▶ [Prompt] Search the data for the string "title" and gather each line it is in.

<<<<

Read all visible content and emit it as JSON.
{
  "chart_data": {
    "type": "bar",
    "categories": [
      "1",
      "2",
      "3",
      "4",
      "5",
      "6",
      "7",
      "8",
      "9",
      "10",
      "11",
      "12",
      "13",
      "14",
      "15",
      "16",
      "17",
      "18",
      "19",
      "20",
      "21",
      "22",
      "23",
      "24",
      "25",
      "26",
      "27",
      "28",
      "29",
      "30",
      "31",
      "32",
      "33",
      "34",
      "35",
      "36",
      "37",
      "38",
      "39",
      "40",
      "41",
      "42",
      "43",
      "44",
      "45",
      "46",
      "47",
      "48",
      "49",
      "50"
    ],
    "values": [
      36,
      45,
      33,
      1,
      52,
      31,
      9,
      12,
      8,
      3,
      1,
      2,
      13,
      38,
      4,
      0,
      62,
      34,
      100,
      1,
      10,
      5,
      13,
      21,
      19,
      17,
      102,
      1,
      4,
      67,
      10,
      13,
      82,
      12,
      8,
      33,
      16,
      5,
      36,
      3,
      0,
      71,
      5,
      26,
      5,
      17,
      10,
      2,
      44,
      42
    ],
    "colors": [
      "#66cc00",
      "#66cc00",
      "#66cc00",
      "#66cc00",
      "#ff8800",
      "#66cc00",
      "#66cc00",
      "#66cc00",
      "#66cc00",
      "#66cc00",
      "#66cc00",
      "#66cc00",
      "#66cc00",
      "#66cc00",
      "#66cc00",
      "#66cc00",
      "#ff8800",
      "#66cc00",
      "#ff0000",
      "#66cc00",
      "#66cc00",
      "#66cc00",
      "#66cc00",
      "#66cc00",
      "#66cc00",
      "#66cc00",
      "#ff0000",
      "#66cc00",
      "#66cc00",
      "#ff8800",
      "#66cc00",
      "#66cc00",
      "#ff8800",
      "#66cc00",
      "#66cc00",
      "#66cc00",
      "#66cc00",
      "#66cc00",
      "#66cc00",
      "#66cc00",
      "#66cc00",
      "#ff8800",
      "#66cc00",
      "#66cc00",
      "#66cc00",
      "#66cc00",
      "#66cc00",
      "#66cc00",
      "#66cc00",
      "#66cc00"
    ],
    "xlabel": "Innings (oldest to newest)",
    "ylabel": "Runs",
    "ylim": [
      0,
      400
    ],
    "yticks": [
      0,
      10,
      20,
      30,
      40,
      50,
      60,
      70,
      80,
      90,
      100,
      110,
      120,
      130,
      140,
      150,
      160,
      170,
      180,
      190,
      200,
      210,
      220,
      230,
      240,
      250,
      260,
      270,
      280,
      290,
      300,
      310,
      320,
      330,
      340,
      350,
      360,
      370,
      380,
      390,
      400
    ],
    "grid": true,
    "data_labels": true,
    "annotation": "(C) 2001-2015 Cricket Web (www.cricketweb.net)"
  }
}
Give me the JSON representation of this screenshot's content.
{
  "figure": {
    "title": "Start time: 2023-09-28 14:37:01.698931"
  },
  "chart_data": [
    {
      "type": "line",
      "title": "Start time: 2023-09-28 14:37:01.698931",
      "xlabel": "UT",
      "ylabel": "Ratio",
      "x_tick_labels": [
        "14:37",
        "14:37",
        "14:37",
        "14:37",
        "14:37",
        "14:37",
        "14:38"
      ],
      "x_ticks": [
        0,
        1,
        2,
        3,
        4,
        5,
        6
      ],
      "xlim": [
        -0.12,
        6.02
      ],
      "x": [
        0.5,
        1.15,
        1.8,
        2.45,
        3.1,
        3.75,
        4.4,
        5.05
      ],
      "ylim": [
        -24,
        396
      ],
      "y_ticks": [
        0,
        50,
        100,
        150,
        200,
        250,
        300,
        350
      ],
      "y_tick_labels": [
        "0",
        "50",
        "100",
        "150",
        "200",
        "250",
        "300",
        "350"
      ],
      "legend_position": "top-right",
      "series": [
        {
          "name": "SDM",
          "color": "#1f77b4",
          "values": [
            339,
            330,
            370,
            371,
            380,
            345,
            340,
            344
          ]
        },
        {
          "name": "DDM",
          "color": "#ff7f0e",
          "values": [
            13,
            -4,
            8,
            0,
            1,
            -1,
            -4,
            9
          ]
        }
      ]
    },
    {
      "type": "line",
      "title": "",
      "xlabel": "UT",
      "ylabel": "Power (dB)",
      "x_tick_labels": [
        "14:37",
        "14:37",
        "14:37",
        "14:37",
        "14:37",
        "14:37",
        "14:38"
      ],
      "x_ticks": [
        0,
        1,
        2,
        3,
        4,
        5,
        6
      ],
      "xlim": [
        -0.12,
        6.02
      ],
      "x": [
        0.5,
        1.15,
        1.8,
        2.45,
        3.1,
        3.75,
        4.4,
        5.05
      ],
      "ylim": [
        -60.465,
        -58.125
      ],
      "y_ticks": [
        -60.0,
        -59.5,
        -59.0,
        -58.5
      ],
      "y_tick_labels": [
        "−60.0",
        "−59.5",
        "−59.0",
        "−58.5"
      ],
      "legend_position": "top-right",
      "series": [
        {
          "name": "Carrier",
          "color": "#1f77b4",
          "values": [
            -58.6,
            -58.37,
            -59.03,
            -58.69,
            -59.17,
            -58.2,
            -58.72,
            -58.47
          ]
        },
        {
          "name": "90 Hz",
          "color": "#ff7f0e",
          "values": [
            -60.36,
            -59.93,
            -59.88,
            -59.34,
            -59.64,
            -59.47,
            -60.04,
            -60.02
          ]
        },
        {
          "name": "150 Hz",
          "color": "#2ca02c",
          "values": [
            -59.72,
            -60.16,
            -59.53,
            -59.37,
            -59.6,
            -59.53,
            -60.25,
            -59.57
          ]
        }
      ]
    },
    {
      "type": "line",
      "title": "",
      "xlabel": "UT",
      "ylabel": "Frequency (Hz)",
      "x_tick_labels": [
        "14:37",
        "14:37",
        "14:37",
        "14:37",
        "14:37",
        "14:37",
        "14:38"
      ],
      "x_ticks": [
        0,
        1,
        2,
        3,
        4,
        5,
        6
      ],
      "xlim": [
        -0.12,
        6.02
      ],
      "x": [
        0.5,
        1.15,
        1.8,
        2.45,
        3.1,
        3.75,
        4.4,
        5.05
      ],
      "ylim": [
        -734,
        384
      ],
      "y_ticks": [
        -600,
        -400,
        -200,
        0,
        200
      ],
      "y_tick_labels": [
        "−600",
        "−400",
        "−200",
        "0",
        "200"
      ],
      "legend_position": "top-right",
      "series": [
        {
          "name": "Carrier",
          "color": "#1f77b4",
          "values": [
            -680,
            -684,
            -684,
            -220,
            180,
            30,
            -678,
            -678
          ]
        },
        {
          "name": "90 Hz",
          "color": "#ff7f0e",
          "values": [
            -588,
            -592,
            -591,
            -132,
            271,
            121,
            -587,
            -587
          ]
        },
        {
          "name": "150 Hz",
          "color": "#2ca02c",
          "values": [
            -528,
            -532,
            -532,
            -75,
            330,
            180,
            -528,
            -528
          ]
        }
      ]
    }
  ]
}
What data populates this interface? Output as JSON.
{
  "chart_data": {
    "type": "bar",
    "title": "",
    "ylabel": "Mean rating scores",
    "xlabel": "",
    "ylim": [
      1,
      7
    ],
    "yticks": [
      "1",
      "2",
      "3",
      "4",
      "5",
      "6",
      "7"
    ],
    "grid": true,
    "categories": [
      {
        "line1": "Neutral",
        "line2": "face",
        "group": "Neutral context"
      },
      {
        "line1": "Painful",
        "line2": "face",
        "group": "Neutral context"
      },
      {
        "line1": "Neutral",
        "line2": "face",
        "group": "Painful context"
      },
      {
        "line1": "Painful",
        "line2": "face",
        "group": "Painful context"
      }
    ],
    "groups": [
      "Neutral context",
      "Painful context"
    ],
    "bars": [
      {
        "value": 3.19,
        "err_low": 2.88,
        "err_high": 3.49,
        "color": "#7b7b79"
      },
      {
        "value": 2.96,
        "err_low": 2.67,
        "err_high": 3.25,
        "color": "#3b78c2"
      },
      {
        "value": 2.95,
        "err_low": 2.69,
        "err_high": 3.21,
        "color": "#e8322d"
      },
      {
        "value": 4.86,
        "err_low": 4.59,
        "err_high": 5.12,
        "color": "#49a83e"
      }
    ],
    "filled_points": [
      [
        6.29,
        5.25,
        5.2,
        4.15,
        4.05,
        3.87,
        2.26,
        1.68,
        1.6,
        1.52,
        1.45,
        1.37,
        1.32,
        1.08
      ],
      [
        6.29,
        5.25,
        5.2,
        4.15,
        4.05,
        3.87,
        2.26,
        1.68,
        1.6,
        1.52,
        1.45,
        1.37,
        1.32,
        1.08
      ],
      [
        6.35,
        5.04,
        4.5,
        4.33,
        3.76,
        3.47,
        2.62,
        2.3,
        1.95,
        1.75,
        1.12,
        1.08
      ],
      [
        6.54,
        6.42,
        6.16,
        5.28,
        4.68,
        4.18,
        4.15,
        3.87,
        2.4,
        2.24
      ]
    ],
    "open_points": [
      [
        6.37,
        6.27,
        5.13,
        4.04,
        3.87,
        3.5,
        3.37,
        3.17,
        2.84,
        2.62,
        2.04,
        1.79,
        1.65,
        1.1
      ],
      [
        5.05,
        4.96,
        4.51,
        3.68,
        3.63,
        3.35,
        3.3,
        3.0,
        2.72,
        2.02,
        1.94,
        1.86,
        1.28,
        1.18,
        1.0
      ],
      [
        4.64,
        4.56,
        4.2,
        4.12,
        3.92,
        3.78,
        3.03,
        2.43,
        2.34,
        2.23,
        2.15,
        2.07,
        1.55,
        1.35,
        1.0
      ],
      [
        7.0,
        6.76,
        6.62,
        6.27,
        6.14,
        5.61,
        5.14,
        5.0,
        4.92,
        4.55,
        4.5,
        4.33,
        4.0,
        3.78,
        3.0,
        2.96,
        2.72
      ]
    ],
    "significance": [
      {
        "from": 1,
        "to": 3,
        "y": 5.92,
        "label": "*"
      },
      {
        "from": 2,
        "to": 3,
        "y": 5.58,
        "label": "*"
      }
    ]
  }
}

>>>>

▶ [Task solution]
    "title": "Start time: 2023-09-28 14:37:01.698931"
      "title": "Start time: 2023-09-28 14:37:01.698931",
      "title": "",
      "title": "",
    "title": "",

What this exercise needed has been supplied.